**TASK DETAILS**
Search the data for the word "деятельности" and copy every line where it occurs.
- - -
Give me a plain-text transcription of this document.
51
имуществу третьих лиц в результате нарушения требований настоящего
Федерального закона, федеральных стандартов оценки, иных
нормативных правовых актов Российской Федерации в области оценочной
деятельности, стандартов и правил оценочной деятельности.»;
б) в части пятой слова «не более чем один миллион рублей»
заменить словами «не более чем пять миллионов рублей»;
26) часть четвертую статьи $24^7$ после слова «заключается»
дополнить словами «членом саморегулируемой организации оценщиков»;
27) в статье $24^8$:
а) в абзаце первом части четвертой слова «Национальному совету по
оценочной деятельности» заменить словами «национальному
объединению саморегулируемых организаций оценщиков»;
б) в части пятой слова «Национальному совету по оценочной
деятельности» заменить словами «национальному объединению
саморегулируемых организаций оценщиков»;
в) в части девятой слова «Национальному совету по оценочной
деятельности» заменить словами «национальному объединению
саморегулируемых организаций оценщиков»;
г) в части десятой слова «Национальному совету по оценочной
- - -
**THE RESPONSE**
деятельности, стандартов и правил оценочной деятельности.»;
оценочной деятельности» заменить словами «национальному
деятельности» заменить словами «национальному объединению
деятельности» заменить словами «национальному объединению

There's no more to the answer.